Read the lines that follow and pick out every one containing the word "칭의론에".
───── Given information
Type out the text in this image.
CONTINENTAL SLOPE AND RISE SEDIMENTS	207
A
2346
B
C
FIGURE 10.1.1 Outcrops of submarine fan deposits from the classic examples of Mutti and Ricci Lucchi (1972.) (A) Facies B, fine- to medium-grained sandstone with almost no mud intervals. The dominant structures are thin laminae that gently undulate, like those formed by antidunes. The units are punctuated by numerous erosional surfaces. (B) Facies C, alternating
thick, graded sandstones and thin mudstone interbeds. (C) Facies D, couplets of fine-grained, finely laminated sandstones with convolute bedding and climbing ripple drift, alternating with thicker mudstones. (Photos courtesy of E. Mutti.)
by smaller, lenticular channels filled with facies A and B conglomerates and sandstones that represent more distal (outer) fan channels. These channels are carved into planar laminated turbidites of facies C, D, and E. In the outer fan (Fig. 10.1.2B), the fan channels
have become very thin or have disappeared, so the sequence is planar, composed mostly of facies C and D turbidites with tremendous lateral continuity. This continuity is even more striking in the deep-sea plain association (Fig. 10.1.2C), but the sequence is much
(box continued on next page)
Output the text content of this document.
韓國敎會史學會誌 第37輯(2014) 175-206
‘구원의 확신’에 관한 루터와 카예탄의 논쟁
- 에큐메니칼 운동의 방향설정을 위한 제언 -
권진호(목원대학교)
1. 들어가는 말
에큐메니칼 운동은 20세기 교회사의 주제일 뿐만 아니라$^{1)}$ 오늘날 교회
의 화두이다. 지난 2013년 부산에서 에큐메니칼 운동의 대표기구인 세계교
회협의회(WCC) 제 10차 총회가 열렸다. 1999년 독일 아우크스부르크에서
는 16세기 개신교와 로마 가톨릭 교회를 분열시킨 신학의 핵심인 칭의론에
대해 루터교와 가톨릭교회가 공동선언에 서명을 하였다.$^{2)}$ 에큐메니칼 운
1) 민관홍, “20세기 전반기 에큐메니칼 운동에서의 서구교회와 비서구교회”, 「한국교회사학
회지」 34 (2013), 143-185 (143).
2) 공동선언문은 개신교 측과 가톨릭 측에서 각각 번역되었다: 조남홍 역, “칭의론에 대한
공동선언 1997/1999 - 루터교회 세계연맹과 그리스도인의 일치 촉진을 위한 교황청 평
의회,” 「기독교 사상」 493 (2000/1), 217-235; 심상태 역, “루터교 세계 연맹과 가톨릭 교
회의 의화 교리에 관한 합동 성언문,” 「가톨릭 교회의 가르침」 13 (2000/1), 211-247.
──────────
◆ **Full response**:
는 16세기 개신교와 로마 가톨릭 교회를 분열시킨 신학의 핵심인 칭의론에
2) 공동선언문은 개신교 측과 가톨릭 측에서 각각 번역되었다: 조남홍 역, “칭의론에 대한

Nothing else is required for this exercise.